**Aim:**
Leave out the images and repeat the listing below without a single change.

Data items:
* * * * * * *

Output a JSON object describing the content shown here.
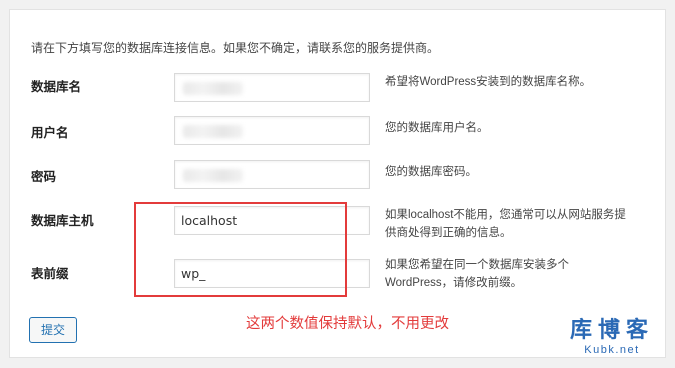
{
  "intro": "请在下方填写您的数据库连接信息。如果您不确定，请联系您的服务提供商。",
  "rows": [
    {
      "label": "数据库名",
      "value": "",
      "help": "希望将WordPress安装到的数据库名称。"
    },
    {
      "label": "用户名",
      "value": "",
      "help": "您的数据库用户名。"
    },
    {
      "label": "密码",
      "value": "",
      "help": "您的数据库密码。"
    },
    {
      "label": "数据库主机",
      "value": "localhost",
      "help": "如果localhost不能用，您通常可以从网站服务提供商处得到正确的信息。"
    },
    {
      "label": "表前缀",
      "value": "wp_",
      "help": "如果您希望在同一个数据库安装多个WordPress，请修改前缀。"
    }
  ],
  "submit_label": "提交",
  "annotation": "这两个数值保持默认，不用更改",
  "watermark": {
    "name": "库博客",
    "domain": "Kubk.net"
  },
  "colors": {
    "accent": "#2271b1",
    "annotation_red": "#e33b3b",
    "watermark_blue": "#2a69b5"
  }
}
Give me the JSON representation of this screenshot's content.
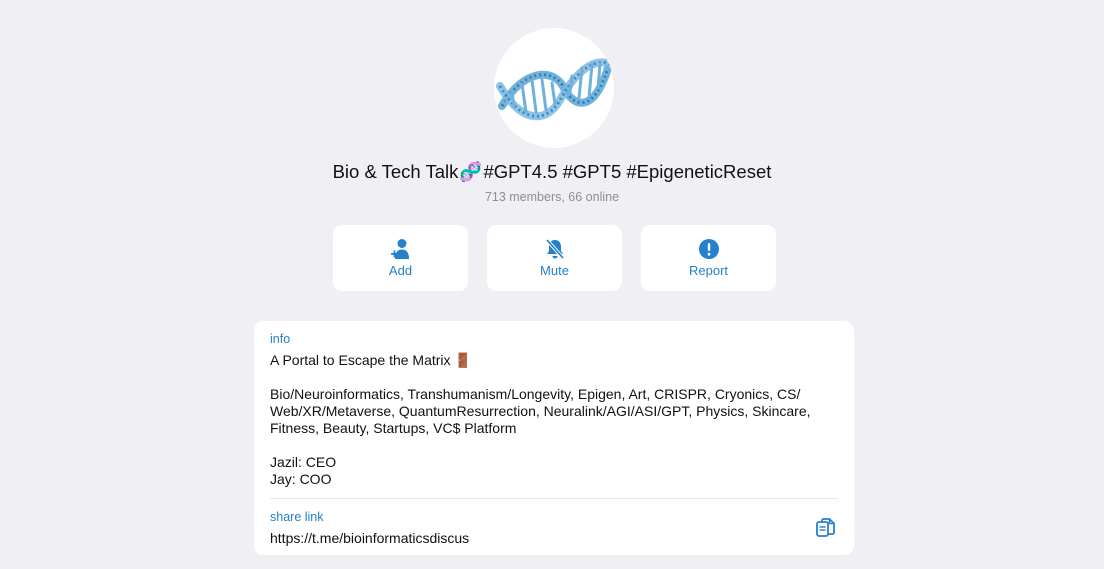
{
  "group": {
    "title_before": "Bio & Tech Talk",
    "title_emoji": "🧬",
    "title_after": "#GPT4.5 #GPT5 #EpigeneticReset",
    "subtitle": "713 members, 66 online",
    "avatar_icon": "dna-helix-icon"
  },
  "actions": [
    {
      "label": "Add",
      "icon": "add-member-icon"
    },
    {
      "label": "Mute",
      "icon": "bell-slash-icon"
    },
    {
      "label": "Report",
      "icon": "exclamation-circle-icon"
    }
  ],
  "info": {
    "label": "info",
    "text": "A Portal to Escape the Matrix 🚪\n\nBio/Neuroinformatics, Transhumanism/Longevity, Epigen, Art, CRISPR, Cryonics, CS/\nWeb/XR/Metaverse, QuantumResurrection, Neuralink/AGI/ASI/GPT, Physics, Skincare,\nFitness, Beauty, Startups, VC$ Platform\n\nJazil: CEO\nJay: COO",
    "share_label": "share link",
    "share_url": "https://t.me/bioinformaticsdiscus",
    "copy_icon": "copy-icon"
  },
  "colors": {
    "accent": "#2481cc",
    "background": "#efeff4",
    "card": "#ffffff",
    "muted": "#8e8e93"
  }
}
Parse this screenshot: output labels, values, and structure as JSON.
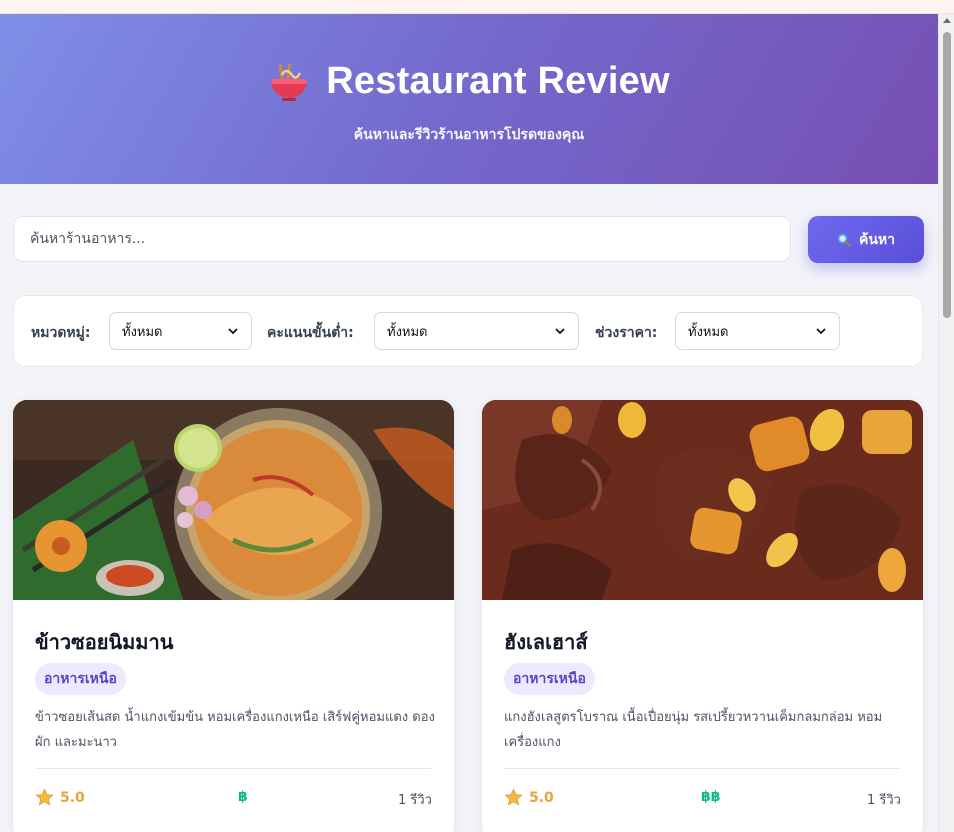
{
  "header": {
    "title": "Restaurant Review",
    "subtitle": "ค้นหาและรีวิวร้านอาหารโปรดของคุณ",
    "logo_icon": "noodle-bowl-icon"
  },
  "search": {
    "placeholder": "ค้นหาร้านอาหาร...",
    "value": "",
    "button_label": "ค้นหา",
    "button_icon": "magnifier-icon"
  },
  "filters": {
    "category": {
      "label": "หมวดหมู่:",
      "selected": "ทั้งหมด"
    },
    "min_rating": {
      "label": "คะแนนขั้นต่ำ:",
      "selected": "ทั้งหมด"
    },
    "price_range": {
      "label": "ช่วงราคา:",
      "selected": "ทั้งหมด"
    }
  },
  "restaurants": [
    {
      "name": "ข้าวซอยนิมมาน",
      "category": "อาหารเหนือ",
      "description": "ข้าวซอยเส้นสด น้ำแกงเข้มข้น หอมเครื่องแกงเหนือ เสิร์ฟคู่หอมแดง ดองผัก และมะนาว",
      "rating": "5.0",
      "price": "฿",
      "reviews": "1 รีวิว",
      "image": "khao-soi-photo"
    },
    {
      "name": "ฮังเลเฮาส์",
      "category": "อาหารเหนือ",
      "description": "แกงฮังเลสูตรโบราณ เนื้อเปื่อยนุ่ม รสเปรี้ยวหวานเค็มกลมกล่อม หอมเครื่องแกง",
      "rating": "5.0",
      "price": "฿฿",
      "reviews": "1 รีวิว",
      "image": "hang-le-curry-photo"
    }
  ],
  "colors": {
    "accent": "#6f69ee",
    "badge_bg": "#ede9fe",
    "badge_text": "#5b45c7",
    "rating": "#e9a23b",
    "price": "#10b981"
  }
}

* * * * * * *

**Solution to the problem:**
Output a JSON object describing the content shown here.
{
  "intro": "请在下方填写您的数据库连接信息。如果您不确定，请联系您的服务提供商。",
  "rows": [
    {
      "label": "数据库名",
      "value": "",
      "help": "希望将WordPress安装到的数据库名称。"
    },
    {
      "label": "用户名",
      "value": "",
      "help": "您的数据库用户名。"
    },
    {
      "label": "密码",
      "value": "",
      "help": "您的数据库密码。"
    },
    {
      "label": "数据库主机",
      "value": "localhost",
      "help": "如果localhost不能用，您通常可以从网站服务提供商处得到正确的信息。"
    },
    {
      "label": "表前缀",
      "value": "wp_",
      "help": "如果您希望在同一个数据库安装多个WordPress，请修改前缀。"
    }
  ],
  "submit_label": "提交",
  "annotation": "这两个数值保持默认，不用更改",
  "watermark": {
    "name": "库博客",
    "domain": "Kubk.net"
  },
  "colors": {
    "accent": "#2271b1",
    "annotation_red": "#e33b3b",
    "watermark_blue": "#2a69b5"
  }
}
Give me the JSON representation of this screenshot's content.
{
  "group": {
    "title_before": "Bio & Tech Talk",
    "title_emoji": "🧬",
    "title_after": "#GPT4.5 #GPT5 #EpigeneticReset",
    "subtitle": "713 members, 66 online",
    "avatar_icon": "dna-helix-icon"
  },
  "actions": [
    {
      "label": "Add",
      "icon": "add-member-icon"
    },
    {
      "label": "Mute",
      "icon": "bell-slash-icon"
    },
    {
      "label": "Report",
      "icon": "exclamation-circle-icon"
    }
  ],
  "info": {
    "label": "info",
    "text": "A Portal to Escape the Matrix 🚪\n\nBio/Neuroinformatics, Transhumanism/Longevity, Epigen, Art, CRISPR, Cryonics, CS/\nWeb/XR/Metaverse, QuantumResurrection, Neuralink/AGI/ASI/GPT, Physics, Skincare,\nFitness, Beauty, Startups, VC$ Platform\n\nJazil: CEO\nJay: COO",
    "share_label": "share link",
    "share_url": "https://t.me/bioinformaticsdiscus",
    "copy_icon": "copy-icon"
  },
  "colors": {
    "accent": "#2481cc",
    "background": "#efeff4",
    "card": "#ffffff",
    "muted": "#8e8e93"
  }
}
Parse this screenshot: output labels, values, and structure as JSON.
{
  "header": {
    "title": "Restaurant Review",
    "subtitle": "ค้นหาและรีวิวร้านอาหารโปรดของคุณ",
    "logo_icon": "noodle-bowl-icon"
  },
  "search": {
    "placeholder": "ค้นหาร้านอาหาร...",
    "value": "",
    "button_label": "ค้นหา",
    "button_icon": "magnifier-icon"
  },
  "filters": {
    "category": {
      "label": "หมวดหมู่:",
      "selected": "ทั้งหมด"
    },
    "min_rating": {
      "label": "คะแนนขั้นต่ำ:",
      "selected": "ทั้งหมด"
    },
    "price_range": {
      "label": "ช่วงราคา:",
      "selected": "ทั้งหมด"
    }
  },
  "restaurants": [
    {
      "name": "ข้าวซอยนิมมาน",
      "category": "อาหารเหนือ",
      "description": "ข้าวซอยเส้นสด น้ำแกงเข้มข้น หอมเครื่องแกงเหนือ เสิร์ฟคู่หอมแดง ดองผัก และมะนาว",
      "rating": "5.0",
      "price": "฿",
      "reviews": "1 รีวิว",
      "image": "khao-soi-photo"
    },
    {
      "name": "ฮังเลเฮาส์",
      "category": "อาหารเหนือ",
      "description": "แกงฮังเลสูตรโบราณ เนื้อเปื่อยนุ่ม รสเปรี้ยวหวานเค็มกลมกล่อม หอมเครื่องแกง",
      "rating": "5.0",
      "price": "฿฿",
      "reviews": "1 รีวิว",
      "image": "hang-le-curry-photo"
    }
  ],
  "colors": {
    "accent": "#6f69ee",
    "badge_bg": "#ede9fe",
    "badge_text": "#5b45c7",
    "rating": "#e9a23b",
    "price": "#10b981"
  }
}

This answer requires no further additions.